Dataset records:
— start —

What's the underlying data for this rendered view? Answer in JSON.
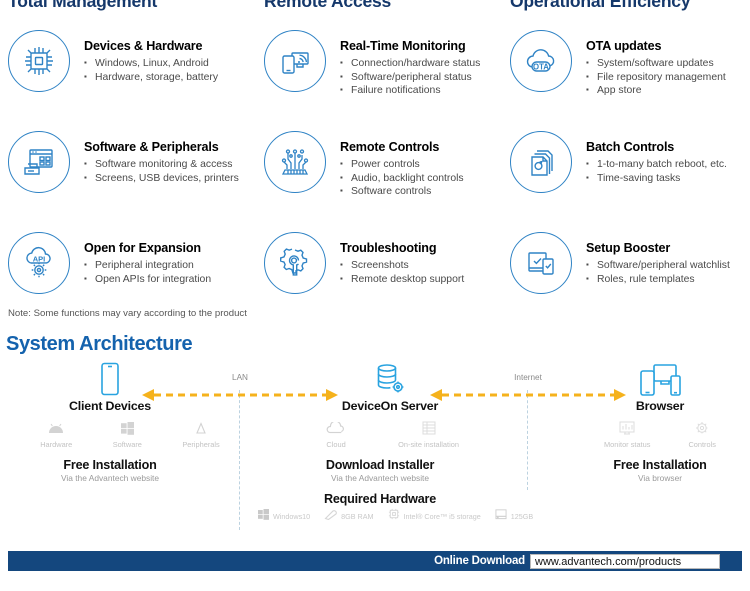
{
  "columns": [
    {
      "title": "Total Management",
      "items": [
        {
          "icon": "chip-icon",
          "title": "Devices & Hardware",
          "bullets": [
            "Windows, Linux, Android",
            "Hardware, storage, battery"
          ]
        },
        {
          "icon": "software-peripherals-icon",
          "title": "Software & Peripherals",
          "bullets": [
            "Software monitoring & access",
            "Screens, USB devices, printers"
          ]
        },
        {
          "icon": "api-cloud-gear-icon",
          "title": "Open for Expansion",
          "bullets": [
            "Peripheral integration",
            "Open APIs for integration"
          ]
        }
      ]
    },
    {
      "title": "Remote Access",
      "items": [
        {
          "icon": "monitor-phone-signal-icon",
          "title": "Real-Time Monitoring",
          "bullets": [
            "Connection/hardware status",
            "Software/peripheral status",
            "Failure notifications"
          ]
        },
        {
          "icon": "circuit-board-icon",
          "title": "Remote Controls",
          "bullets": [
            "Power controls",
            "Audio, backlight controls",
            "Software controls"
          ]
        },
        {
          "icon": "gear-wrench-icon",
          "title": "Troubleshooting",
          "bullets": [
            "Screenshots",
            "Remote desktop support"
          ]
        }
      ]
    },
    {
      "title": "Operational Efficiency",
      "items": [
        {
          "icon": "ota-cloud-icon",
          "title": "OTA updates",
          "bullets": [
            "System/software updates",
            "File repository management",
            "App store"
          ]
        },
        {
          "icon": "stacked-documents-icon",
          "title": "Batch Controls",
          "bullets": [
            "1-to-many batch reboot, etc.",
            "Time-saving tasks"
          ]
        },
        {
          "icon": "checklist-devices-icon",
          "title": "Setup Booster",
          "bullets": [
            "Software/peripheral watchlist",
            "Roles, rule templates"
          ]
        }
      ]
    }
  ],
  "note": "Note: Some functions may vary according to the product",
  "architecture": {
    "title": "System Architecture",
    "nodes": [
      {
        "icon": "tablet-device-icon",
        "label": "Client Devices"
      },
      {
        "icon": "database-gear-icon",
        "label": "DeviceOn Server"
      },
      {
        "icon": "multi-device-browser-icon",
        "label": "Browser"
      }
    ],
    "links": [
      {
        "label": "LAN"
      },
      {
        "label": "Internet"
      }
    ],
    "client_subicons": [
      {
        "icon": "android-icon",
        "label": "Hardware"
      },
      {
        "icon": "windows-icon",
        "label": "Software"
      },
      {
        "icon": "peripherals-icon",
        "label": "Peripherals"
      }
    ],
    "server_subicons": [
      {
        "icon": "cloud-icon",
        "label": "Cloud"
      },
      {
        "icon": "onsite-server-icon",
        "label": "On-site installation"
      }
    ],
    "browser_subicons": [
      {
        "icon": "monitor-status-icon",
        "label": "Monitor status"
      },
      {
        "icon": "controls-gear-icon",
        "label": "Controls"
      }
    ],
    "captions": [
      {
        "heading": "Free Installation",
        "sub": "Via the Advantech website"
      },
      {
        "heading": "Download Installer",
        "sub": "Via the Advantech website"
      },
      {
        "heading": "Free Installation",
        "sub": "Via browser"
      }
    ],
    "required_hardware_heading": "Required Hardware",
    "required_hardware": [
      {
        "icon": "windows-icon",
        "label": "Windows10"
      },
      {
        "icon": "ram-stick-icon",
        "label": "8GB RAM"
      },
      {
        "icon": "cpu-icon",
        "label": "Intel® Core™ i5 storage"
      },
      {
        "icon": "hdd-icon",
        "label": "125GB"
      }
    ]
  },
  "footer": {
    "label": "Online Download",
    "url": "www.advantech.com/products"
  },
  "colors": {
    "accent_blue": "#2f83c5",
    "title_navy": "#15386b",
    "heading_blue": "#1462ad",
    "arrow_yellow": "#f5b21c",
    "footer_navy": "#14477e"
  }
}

— end —
— start —

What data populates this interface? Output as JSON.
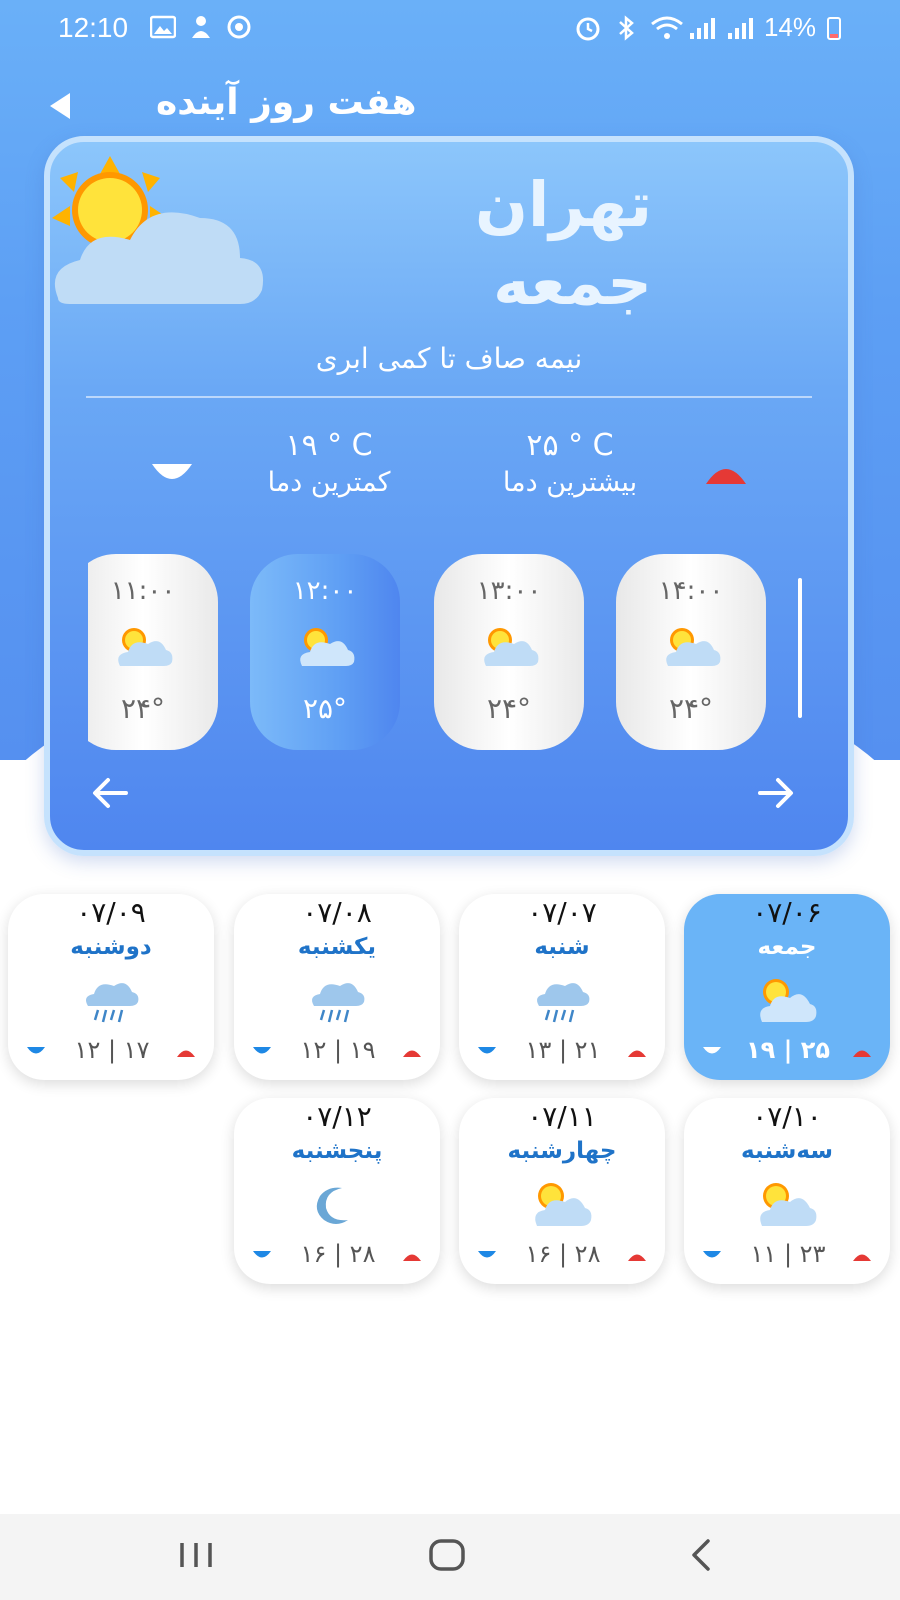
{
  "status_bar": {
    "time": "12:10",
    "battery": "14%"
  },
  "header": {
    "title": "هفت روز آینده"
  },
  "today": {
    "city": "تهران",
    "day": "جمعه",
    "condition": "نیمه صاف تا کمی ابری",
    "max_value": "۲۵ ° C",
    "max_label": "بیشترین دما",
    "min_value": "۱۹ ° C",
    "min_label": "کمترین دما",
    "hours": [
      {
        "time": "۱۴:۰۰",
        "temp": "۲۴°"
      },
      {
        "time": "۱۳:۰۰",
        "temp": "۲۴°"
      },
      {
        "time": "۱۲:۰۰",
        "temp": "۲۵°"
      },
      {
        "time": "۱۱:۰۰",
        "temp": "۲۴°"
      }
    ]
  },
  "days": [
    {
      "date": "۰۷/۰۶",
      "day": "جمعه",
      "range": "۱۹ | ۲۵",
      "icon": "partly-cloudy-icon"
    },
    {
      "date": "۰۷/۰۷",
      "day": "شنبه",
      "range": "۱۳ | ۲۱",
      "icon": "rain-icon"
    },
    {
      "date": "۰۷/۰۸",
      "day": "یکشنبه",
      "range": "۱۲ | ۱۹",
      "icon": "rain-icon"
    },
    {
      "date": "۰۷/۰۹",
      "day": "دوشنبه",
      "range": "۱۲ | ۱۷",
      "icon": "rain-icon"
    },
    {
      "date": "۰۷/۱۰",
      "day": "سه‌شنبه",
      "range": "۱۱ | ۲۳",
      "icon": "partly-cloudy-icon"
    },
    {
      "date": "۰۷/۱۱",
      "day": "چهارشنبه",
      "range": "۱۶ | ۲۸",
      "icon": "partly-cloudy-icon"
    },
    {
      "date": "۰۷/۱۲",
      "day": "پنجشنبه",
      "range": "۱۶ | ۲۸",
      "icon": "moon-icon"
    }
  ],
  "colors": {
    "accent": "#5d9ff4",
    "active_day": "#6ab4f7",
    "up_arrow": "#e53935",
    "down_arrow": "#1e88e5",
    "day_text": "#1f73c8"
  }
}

— end —

Written request:
Among the entries above, identify all lines with "Remote" and copy them.

Reply to the exercise:
      "title": "Remote Access",
          "title": "Remote Controls",
            "Remote desktop support"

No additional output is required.